Stored data:
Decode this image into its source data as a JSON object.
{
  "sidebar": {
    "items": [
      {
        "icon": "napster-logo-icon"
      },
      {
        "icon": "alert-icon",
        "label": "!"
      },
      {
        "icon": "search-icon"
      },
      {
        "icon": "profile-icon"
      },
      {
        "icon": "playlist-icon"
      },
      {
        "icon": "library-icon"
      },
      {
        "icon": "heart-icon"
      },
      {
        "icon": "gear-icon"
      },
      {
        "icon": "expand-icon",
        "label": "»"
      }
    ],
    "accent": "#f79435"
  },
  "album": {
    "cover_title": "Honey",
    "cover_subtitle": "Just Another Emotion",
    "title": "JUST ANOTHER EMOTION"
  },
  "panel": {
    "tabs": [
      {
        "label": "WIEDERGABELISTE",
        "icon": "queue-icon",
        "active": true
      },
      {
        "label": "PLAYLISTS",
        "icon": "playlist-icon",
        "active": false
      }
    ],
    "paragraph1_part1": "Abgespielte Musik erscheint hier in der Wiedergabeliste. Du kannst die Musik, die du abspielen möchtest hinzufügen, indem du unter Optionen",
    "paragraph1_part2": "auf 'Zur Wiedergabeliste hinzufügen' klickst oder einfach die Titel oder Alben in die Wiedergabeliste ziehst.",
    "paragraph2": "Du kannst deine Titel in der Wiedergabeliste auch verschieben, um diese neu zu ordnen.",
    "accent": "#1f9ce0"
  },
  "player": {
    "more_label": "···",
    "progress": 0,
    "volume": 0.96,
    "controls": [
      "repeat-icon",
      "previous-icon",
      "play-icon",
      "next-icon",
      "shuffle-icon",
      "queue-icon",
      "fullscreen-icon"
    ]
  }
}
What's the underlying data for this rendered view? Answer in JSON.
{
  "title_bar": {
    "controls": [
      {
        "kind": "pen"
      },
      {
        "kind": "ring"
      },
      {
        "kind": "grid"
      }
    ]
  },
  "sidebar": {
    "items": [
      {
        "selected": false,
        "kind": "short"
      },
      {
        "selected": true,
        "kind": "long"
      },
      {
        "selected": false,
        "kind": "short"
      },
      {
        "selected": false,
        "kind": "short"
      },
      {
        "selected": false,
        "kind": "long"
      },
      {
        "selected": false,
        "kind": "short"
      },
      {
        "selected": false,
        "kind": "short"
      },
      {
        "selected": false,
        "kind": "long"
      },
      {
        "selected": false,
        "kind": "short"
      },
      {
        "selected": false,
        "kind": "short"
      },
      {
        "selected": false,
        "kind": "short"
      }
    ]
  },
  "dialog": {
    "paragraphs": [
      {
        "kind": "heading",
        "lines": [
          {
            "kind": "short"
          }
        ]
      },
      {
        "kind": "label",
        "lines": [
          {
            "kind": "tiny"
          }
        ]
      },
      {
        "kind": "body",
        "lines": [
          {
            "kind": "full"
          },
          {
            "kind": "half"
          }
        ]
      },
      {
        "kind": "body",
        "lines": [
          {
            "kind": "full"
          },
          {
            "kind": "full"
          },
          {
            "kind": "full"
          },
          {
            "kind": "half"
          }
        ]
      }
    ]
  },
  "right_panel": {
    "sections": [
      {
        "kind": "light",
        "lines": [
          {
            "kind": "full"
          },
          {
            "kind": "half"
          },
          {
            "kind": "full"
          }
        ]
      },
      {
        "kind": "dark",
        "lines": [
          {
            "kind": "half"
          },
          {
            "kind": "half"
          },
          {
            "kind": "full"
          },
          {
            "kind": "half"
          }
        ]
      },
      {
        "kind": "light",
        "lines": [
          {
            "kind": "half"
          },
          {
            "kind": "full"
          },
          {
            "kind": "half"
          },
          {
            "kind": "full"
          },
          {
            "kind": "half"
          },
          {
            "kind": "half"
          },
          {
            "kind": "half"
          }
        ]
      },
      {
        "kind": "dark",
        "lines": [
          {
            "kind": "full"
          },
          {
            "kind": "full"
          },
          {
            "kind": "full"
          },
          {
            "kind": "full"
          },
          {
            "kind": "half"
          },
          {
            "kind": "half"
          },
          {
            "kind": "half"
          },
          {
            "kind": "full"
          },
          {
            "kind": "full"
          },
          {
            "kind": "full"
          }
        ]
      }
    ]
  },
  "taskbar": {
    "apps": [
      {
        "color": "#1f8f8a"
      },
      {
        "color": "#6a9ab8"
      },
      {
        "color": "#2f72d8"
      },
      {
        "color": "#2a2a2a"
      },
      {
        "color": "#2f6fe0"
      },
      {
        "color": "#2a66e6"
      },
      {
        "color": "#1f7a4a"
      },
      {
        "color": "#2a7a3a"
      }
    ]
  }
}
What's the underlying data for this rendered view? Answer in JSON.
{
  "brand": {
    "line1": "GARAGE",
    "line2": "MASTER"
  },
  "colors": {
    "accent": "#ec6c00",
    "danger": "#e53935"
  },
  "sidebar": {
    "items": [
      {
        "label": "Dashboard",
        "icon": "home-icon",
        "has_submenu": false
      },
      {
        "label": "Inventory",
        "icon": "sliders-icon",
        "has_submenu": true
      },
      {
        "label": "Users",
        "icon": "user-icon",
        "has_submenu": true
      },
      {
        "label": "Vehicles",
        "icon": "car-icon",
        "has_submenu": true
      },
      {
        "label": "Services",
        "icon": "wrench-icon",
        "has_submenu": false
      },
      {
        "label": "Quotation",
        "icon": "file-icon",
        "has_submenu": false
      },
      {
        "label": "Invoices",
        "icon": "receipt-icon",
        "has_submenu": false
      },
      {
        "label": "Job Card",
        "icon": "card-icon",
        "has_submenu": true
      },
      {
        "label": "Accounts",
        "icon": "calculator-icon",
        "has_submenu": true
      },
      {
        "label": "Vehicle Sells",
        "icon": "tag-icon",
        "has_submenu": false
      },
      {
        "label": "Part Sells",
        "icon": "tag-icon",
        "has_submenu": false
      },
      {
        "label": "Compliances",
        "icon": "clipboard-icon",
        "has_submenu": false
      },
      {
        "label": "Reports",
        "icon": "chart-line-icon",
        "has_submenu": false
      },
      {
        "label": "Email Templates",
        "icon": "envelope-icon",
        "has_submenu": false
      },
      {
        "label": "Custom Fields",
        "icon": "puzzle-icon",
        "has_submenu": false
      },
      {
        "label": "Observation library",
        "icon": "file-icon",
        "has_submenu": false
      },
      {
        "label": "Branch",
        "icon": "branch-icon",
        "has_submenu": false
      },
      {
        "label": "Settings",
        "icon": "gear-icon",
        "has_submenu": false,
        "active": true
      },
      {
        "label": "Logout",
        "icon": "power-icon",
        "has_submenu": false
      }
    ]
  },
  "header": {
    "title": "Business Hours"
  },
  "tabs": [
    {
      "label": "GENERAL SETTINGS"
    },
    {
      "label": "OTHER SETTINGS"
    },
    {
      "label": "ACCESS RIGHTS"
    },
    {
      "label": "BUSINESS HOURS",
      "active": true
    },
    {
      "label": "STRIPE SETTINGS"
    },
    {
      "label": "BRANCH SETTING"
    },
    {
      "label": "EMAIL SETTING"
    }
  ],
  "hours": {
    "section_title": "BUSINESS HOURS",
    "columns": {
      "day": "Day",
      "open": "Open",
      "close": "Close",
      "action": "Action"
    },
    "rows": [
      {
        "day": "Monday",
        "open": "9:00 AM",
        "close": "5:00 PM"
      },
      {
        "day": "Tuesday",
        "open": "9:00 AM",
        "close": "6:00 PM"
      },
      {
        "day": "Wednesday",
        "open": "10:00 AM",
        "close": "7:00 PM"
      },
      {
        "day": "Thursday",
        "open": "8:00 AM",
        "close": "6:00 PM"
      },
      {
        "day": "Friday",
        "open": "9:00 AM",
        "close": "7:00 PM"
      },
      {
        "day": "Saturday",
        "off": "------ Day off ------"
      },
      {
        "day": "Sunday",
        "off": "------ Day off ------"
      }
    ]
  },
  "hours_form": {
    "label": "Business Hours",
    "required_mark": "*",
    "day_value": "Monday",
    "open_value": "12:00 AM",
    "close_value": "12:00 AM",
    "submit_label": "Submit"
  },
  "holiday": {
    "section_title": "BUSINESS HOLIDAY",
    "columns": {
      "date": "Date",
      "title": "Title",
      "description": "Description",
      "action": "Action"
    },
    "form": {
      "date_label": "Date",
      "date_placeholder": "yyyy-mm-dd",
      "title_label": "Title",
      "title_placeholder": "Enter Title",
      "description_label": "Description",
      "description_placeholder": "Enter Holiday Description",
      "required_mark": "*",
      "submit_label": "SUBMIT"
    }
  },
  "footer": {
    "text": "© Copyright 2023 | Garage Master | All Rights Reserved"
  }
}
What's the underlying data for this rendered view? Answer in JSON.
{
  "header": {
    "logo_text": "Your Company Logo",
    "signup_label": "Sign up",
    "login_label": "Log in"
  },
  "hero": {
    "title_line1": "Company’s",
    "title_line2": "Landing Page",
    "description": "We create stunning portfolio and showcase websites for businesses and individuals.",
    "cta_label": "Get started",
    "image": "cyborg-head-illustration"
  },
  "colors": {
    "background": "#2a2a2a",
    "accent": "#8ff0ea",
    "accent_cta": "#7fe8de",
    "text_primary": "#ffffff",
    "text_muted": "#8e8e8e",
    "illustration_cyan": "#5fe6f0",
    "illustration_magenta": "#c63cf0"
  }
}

# Challenge
In the listing, find each line with the string "active" and copy it.

# Result of the task
        "active": true
        "active": false
        "active": true
      "active": true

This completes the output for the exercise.